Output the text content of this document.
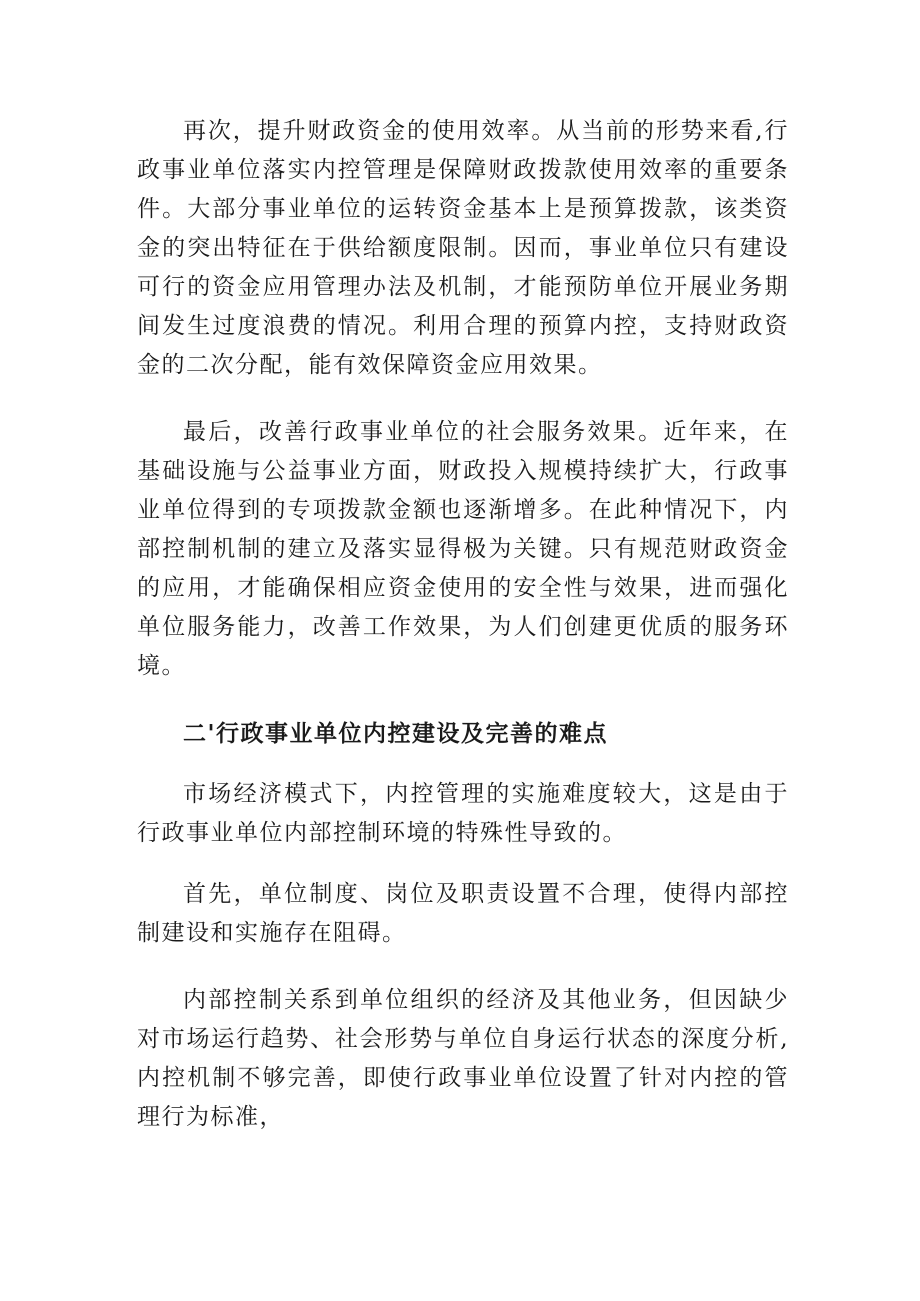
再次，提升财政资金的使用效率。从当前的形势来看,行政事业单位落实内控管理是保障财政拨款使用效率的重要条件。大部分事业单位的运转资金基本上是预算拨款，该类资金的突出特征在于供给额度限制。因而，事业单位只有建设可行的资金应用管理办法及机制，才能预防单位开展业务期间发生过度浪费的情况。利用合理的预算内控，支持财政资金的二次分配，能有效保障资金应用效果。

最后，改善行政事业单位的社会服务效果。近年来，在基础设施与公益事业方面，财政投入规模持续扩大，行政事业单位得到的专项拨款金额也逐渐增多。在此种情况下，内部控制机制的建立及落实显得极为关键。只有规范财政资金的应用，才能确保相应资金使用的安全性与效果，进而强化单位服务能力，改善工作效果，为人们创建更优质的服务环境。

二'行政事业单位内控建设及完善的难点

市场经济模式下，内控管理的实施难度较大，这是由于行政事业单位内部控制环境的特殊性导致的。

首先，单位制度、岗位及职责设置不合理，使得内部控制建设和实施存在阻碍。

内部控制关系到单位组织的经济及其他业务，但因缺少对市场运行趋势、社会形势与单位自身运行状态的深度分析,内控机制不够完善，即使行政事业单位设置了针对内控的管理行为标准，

━━━━━━━━

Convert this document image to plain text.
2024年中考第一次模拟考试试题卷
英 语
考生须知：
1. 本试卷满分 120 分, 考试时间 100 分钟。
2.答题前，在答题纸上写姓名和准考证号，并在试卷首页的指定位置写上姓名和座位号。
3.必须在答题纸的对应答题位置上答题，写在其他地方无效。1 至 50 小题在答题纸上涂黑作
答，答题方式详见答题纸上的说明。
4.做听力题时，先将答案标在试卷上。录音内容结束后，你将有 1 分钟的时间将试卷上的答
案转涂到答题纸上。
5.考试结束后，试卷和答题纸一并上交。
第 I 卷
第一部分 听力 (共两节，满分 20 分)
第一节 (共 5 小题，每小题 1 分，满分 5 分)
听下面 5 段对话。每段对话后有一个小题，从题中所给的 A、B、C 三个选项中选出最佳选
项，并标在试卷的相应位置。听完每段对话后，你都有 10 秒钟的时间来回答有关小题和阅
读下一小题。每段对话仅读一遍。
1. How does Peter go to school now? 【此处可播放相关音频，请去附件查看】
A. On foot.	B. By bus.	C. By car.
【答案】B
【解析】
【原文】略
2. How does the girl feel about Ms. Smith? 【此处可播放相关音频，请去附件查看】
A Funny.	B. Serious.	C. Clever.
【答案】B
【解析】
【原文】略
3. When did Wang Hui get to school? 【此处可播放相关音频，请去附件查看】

━━━━━━━━

| GIVEN TASK |
Select all lines in the listing above where the word "does" appears, and show them.

| OUTPUT FOR THIS EXERCISE |
1. How does Peter go to school now? 【此处可播放相关音频，请去附件查看】
2. How does the girl feel about Ms. Smith? 【此处可播放相关音频，请去附件查看】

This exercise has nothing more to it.